**** GIVEN PASSAGE

[R] Output of arima

[Ashim Kapoor]

Dear Eric,

Many thanks for your reply.

Best Regards,
Ashim

On Wed, Nov 14, 2018 at 4:05 PM Eric Berger <ericjberger using gmail.com> wrote:

> Hi Ashim,
> Per the help page for arima(), it fits an ARIMA model to the specified
> time series - but the caller has to specify the order - i.e. (p,d,q) - of
> the model.
> The default order is (0,0,0) (per the help page). Hence your two calls are
> different. The first call is equivalent to order=c(0,0,0) and the second
> specifies order=c(1,0,0).
> In the first, since there is no auto-regression, all the variance is
> "assigned" to the innovations, hence sigma^2 = 5.233.
> The second case you understand.
> A clue that this was happening is that the first call only returns a
> single coefficient (where is the autoregressive coefficient? - not there
> because you didn't ask for it).
> The second call returns two coefficients, as requested/expected.
>
> HTH,
> Eric
>
>
> On Wed, Nov 14, 2018 at 12:08 PM Ashim Kapoor <ashimkapoor using gmail.com>
> wrote:
>
>> Dear Eric and William,
>>
>> Why do the 1st and 2nd incantation of arima return sigma^2 as 5.233 vs
>> .9999?

********
**** EXCERPTED RECORDS

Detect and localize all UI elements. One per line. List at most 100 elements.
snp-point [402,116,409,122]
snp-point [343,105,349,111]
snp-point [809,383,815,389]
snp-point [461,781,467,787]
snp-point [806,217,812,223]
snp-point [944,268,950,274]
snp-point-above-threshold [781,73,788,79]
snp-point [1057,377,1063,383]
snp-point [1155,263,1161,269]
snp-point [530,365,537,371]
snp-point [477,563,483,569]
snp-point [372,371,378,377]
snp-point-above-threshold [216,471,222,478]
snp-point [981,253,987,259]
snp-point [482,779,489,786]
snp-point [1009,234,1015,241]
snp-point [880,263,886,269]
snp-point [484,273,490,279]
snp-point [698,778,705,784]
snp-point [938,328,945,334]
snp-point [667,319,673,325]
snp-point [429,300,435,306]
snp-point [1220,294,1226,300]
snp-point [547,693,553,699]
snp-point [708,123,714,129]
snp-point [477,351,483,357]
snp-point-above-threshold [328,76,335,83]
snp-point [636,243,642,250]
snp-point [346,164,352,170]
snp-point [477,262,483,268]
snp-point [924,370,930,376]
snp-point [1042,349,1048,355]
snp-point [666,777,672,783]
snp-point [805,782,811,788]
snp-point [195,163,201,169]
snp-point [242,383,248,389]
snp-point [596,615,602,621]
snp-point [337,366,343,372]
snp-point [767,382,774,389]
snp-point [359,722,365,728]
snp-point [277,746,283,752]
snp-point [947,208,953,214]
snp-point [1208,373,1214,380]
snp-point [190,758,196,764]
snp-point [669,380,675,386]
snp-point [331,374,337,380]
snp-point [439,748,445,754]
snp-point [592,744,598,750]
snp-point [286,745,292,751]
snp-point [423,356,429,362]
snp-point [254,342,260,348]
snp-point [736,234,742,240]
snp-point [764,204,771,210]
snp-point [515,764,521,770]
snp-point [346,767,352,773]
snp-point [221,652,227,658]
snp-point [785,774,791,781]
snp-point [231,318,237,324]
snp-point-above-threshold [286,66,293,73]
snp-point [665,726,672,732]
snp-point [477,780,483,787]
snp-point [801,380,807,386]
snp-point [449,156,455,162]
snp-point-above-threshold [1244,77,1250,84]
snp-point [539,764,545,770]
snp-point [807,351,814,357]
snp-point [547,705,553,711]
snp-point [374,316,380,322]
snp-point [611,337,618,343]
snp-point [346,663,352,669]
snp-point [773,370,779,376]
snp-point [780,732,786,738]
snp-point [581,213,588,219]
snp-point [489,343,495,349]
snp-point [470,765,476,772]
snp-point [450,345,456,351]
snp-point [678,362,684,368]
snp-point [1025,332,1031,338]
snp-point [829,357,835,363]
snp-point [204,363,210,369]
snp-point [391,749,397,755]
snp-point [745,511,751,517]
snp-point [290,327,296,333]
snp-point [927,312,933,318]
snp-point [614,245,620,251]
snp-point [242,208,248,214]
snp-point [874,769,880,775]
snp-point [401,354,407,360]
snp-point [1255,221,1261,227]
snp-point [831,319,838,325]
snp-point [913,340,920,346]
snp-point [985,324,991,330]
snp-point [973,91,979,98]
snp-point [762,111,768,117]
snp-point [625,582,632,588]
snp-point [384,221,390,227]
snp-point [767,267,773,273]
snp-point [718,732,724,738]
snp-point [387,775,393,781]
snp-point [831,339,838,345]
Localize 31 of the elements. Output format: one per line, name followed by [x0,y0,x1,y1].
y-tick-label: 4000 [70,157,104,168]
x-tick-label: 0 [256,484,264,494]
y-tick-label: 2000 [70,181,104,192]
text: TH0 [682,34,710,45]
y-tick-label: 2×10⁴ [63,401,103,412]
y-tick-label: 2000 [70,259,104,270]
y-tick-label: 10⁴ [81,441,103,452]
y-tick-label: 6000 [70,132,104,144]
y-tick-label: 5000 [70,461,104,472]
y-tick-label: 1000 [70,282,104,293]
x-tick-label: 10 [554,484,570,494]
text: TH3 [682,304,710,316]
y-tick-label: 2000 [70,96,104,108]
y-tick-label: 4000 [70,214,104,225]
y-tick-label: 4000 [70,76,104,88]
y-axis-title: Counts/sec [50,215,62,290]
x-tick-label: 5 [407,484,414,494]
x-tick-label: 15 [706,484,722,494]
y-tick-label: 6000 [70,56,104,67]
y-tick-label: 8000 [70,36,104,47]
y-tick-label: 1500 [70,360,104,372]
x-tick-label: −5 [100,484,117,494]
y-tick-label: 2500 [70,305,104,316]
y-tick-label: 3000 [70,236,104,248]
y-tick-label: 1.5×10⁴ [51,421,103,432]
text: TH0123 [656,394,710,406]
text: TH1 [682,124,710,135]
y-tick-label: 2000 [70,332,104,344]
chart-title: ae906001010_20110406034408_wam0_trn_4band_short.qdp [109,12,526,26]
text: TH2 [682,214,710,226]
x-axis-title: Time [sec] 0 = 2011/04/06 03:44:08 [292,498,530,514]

********

YOUR ASSIGNMENT: Copy the arima thread above word for word, starting with "On Wed, Nov 14, 2018 at 4:05" and going on through "case you understand.".

WRITTEN RESPONSE:
On Wed, Nov 14, 2018 at 4:05 PM Eric Berger <ericjberger using gmail.com> wrote:

> Hi Ashim,
> Per the help page for arima(), it fits an ARIMA model to the specified
> time series - but the caller has to specify the order - i.e. (p,d,q) - of
> the model.
> The default order is (0,0,0) (per the help page). Hence your two calls are
> different. The first call is equivalent to order=c(0,0,0) and the second
> specifies order=c(1,0,0).
> In the first, since there is no auto-regression, all the variance is
> "assigned" to the innovations, hence sigma^2 = 5.233.
> The second case you understand.